WRITTEN TASK =
Skip every picture, and output exactly the lines starting at the one with "Convert this document image to plain text." and running through the last line of the material below.

[Collected data]
---+---
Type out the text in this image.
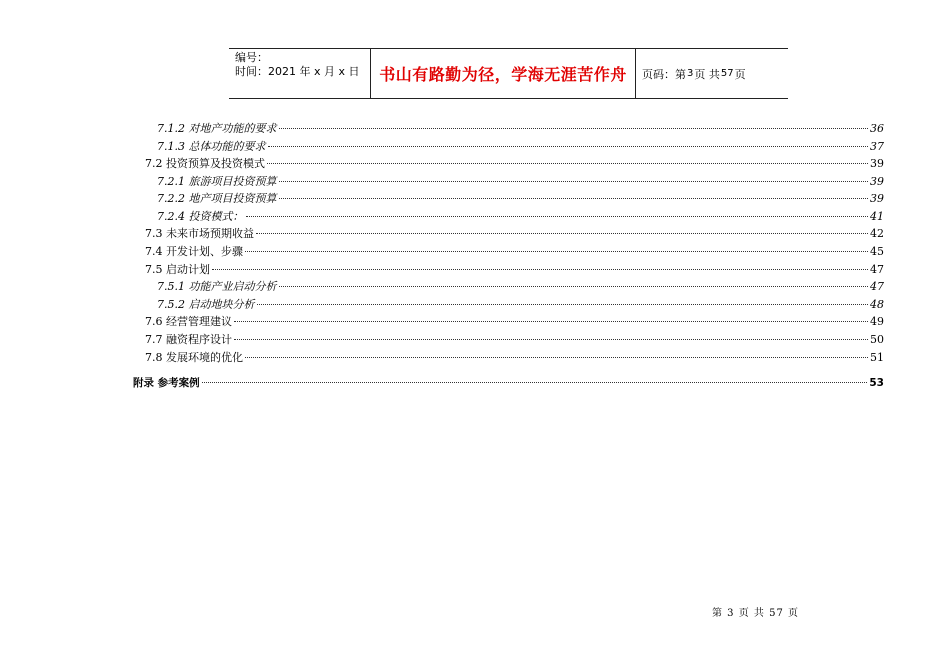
编号：
时间：2021 年 x 月 x 日	书山有路勤为径，学海无涯苦作舟	页码：第 3 页 共 57 页
7.1.2 对地产功能的要求	36
7.1.3 总体功能的要求	37
7.2 投资预算及投资模式	39
7.2.1 旅游项目投资预算	39
7.2.2 地产项目投资预算	39
7.2.4 投资模式：	41
7.3 未来市场预期收益	42
7.4 开发计划、步骤	45
7.5 启动计划	47
7.5.1 功能产业启动分析	47
7.5.2 启动地块分析	48
7.6 经营管理建议	49
7.7 融资程序设计	50
7.8 发展环境的优化	51
附录 参考案例	53
第 3 页 共 57 页
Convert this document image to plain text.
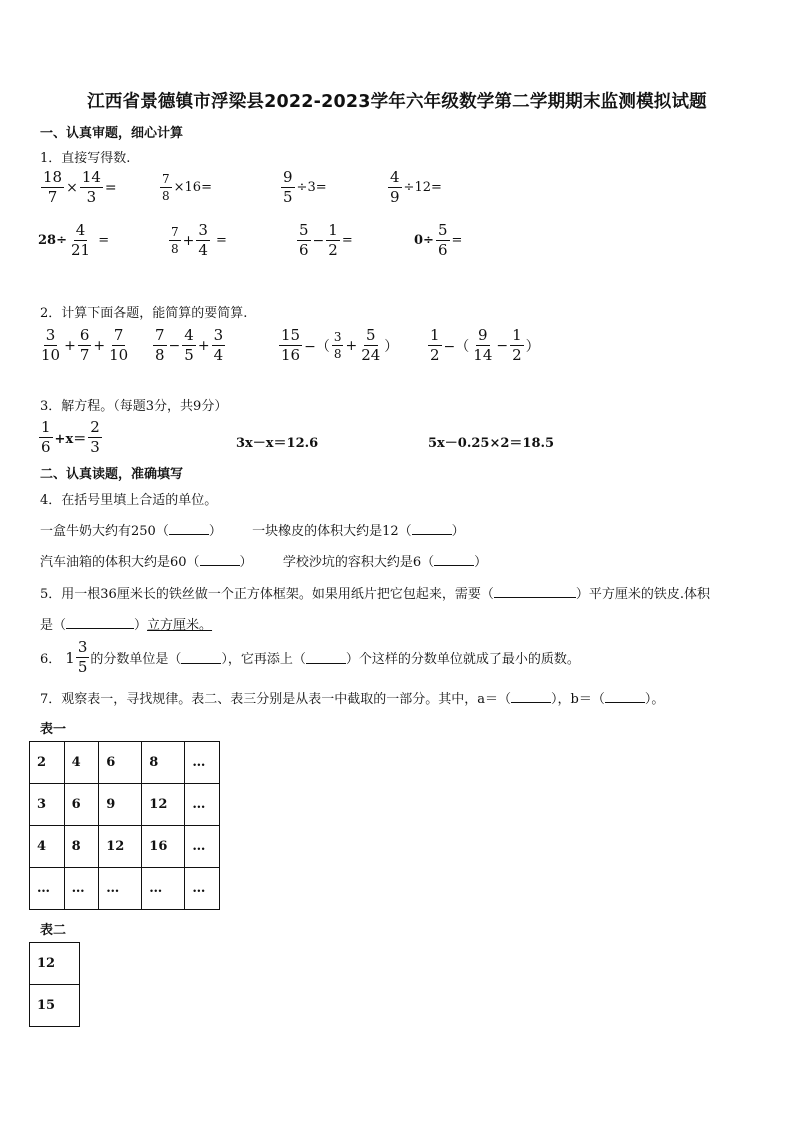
江西省景德镇市浮梁县2022-2023学年六年级数学第二学期期末监测模拟试题
一、认真审题，细心计算
1．直接写得数.
$\frac{18}{7} \times \frac{14}{3}$ =	$\frac{7}{8} \times 16=$	$\frac{9}{5} \div 3=$	$\frac{4}{9} \div 12=$
$28\div \frac{4}{21}$ =	$\frac{7}{8} + \frac{3}{4}$ =	$\frac{5}{6} - \frac{1}{2}$ =	$0\div \frac{5}{6}$ =
2．计算下面各题，能简算的要简算.
$\frac{3}{10} + \frac{6}{7} + \frac{7}{10} \frac{7}{8} - \frac{4}{5} + \frac{3}{4}$	$\frac{15}{16}$ −（ $\frac{3}{8} + \frac{5}{24}$ ） $\frac{1}{2}$ −（ $\frac{9}{14} - \frac{1}{2}$ ）
3．解方程。（每题3分，共9分）
$\frac{1}{6} +x= \frac{2}{3}$	3x－x＝12.6	5x－0.25×2＝18.5
二、认真读题，准确填写
4．在括号里填上合适的单位。
一盒牛奶大约有250（	） 一块橡皮的体积大约是12（	）
汽车油箱的体积大约是60（	） 学校沙坑的容积大约是6（	）
5．用一根36厘米长的铁丝做一个正方体框架。如果用纸片把它包起来，需要（	）平方厘米的铁皮.体积
是（	）立方厘米。
6． $1 \frac{3}{5}$ 的分数单位是（	），它再添上（	）个这样的分数单位就成了最小的质数。
7．观察表一，寻找规律。表二、表三分别是从表一中截取的一部分。其中，a＝（	），b＝（	）。
表一
2	4	6	8	…
3	6	9	12	…
4	8	12	16	…
…	…	…	…	…
表二
12
15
---+---
THE ANSWER =
Convert this document image to plain text.
江西省景德镇市浮梁县2022-2023学年六年级数学第二学期期末监测模拟试题
一、认真审题，细心计算
1．直接写得数.
$\frac{18}{7} \times \frac{14}{3}$ =	$\frac{7}{8} \times 16=$	$\frac{9}{5} \div 3=$	$\frac{4}{9} \div 12=$
$28\div \frac{4}{21}$ =	$\frac{7}{8} + \frac{3}{4}$ =	$\frac{5}{6} - \frac{1}{2}$ =	$0\div \frac{5}{6}$ =
2．计算下面各题，能简算的要简算.
$\frac{3}{10} + \frac{6}{7} + \frac{7}{10} \frac{7}{8} - \frac{4}{5} + \frac{3}{4}$	$\frac{15}{16}$ −（ $\frac{3}{8} + \frac{5}{24}$ ） $\frac{1}{2}$ −（ $\frac{9}{14} - \frac{1}{2}$ ）
3．解方程。（每题3分，共9分）
$\frac{1}{6} +x= \frac{2}{3}$	3x－x＝12.6	5x－0.25×2＝18.5
二、认真读题，准确填写
4．在括号里填上合适的单位。
一盒牛奶大约有250（	） 一块橡皮的体积大约是12（	）
汽车油箱的体积大约是60（	） 学校沙坑的容积大约是6（	）
5．用一根36厘米长的铁丝做一个正方体框架。如果用纸片把它包起来，需要（	）平方厘米的铁皮.体积
是（	）立方厘米。
6． $1 \frac{3}{5}$ 的分数单位是（	），它再添上（	）个这样的分数单位就成了最小的质数。
7．观察表一，寻找规律。表二、表三分别是从表一中截取的一部分。其中，a＝（	），b＝（	）。
表一
2	4	6	8	…
3	6	9	12	…
4	8	12	16	…
…	…	…	…	…
表二
12
15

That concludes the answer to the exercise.